◆ Requirements ◆
Using the entries that follow, count the lines containing the word "iskolai" and give that number by itself.

— START Dataset extract —

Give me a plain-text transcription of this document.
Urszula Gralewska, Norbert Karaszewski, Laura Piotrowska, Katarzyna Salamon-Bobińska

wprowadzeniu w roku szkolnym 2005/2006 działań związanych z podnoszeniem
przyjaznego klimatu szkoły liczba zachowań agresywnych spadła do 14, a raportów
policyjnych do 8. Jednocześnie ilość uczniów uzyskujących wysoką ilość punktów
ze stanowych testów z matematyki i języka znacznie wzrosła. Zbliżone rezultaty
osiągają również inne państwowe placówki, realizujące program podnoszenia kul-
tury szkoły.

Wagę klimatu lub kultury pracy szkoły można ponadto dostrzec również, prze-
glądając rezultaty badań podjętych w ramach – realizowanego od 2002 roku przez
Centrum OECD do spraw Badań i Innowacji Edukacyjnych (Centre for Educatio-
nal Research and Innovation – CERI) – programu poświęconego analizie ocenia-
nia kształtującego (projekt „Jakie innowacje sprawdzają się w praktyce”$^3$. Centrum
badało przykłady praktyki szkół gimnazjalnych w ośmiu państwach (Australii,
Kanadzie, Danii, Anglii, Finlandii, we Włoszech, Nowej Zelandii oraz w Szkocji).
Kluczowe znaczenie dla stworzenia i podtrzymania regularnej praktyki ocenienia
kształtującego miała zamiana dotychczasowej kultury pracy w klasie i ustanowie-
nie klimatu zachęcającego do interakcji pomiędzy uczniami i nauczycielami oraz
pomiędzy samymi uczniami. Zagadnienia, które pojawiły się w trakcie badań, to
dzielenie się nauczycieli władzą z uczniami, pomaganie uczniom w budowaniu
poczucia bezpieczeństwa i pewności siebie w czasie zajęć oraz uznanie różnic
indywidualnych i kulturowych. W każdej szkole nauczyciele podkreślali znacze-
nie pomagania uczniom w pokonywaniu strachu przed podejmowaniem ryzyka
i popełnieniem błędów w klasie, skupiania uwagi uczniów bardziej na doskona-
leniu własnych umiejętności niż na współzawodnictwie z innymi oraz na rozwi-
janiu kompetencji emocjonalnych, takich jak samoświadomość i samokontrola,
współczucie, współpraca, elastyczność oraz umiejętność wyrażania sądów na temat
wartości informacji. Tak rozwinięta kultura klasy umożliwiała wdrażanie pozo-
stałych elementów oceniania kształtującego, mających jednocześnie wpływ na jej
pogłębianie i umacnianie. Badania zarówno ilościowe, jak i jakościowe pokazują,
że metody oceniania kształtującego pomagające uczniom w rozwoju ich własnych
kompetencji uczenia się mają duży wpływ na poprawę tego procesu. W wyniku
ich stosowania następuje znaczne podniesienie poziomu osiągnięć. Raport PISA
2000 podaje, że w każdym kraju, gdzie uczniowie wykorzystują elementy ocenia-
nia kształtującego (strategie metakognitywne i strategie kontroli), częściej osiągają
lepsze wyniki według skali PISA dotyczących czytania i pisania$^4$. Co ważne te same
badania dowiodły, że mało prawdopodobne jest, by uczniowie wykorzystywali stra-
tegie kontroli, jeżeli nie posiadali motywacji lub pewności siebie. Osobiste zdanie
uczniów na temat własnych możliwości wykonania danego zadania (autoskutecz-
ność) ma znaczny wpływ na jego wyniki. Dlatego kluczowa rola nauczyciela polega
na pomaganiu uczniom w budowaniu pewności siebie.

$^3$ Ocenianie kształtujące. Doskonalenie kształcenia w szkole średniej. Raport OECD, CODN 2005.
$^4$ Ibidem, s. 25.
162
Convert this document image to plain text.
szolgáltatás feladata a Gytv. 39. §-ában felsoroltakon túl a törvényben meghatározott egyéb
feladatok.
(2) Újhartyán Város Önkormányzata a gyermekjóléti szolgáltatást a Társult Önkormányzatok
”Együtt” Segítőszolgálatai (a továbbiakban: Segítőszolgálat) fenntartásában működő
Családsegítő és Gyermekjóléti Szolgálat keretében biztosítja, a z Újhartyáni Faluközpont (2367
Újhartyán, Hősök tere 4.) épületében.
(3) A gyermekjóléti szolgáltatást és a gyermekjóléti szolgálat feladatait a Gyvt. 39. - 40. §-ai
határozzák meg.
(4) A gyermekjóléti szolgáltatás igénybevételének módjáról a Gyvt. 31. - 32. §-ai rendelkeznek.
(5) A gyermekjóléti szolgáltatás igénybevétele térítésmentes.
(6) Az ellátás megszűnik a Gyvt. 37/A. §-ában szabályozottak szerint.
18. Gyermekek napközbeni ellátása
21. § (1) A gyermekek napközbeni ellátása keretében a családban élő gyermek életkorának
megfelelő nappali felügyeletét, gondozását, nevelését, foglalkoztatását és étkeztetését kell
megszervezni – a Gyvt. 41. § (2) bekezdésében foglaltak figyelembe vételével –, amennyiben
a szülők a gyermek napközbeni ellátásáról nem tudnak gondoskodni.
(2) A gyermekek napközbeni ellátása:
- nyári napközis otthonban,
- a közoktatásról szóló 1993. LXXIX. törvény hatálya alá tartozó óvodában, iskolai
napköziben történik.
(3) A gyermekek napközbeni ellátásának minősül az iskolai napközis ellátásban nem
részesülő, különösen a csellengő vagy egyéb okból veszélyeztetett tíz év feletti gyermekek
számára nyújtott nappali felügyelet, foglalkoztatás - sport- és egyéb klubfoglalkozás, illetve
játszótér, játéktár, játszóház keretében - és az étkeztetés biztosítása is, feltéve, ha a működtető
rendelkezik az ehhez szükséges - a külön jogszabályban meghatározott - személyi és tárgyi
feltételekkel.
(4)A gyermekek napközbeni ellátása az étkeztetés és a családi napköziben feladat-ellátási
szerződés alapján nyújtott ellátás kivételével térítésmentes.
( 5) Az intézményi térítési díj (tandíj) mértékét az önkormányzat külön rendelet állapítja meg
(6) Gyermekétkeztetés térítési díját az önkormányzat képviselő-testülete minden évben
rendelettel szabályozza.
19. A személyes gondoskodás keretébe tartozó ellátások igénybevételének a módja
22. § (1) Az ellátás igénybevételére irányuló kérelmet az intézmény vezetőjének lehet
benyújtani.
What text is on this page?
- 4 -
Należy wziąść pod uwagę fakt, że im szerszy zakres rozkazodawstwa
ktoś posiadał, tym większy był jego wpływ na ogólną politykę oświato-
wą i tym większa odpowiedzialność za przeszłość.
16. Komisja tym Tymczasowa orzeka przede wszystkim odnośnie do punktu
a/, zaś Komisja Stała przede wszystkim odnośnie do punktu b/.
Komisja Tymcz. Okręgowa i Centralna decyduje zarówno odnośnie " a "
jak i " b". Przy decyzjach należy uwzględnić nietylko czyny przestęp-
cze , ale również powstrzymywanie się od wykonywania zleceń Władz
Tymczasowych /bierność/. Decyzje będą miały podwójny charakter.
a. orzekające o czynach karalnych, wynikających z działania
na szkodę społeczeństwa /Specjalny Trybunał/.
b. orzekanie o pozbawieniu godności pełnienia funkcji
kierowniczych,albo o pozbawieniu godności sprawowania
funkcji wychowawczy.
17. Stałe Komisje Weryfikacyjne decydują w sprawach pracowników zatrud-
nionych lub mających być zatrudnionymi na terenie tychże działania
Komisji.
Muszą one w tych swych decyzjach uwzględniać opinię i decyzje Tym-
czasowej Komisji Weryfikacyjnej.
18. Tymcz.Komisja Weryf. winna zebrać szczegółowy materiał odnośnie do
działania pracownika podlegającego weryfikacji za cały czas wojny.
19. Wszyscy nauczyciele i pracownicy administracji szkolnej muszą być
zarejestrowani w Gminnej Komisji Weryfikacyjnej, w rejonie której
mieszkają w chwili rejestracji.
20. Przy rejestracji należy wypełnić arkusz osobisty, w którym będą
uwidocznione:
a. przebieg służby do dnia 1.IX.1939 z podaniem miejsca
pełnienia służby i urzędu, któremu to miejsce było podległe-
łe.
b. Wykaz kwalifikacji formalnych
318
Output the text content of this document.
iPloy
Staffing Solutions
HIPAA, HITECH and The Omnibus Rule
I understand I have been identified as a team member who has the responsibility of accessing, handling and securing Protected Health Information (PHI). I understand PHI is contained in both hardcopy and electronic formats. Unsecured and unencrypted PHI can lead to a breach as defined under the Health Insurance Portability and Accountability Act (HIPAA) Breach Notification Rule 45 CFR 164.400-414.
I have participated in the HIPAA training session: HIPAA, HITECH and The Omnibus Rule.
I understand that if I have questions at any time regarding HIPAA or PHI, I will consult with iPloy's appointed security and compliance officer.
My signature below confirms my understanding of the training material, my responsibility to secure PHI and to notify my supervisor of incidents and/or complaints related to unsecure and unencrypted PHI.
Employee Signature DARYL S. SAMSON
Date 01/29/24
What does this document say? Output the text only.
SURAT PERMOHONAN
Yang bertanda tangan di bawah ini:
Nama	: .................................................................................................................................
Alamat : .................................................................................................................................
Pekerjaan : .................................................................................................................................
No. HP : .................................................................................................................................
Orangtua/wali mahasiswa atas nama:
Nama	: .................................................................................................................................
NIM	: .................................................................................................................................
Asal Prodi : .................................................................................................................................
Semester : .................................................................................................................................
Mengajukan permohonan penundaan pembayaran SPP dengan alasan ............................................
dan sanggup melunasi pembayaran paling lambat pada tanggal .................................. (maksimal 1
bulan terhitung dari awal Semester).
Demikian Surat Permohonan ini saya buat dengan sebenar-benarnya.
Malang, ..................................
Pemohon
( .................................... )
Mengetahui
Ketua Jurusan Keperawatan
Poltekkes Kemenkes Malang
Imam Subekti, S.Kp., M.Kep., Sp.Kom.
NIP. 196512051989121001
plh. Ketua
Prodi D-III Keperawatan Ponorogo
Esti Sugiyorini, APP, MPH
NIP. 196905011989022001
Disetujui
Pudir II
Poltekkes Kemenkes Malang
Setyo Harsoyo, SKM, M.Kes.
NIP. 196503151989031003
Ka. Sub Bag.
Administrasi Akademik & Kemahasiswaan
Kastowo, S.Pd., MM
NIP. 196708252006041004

— END Dataset extract —

◆ Output ◆
2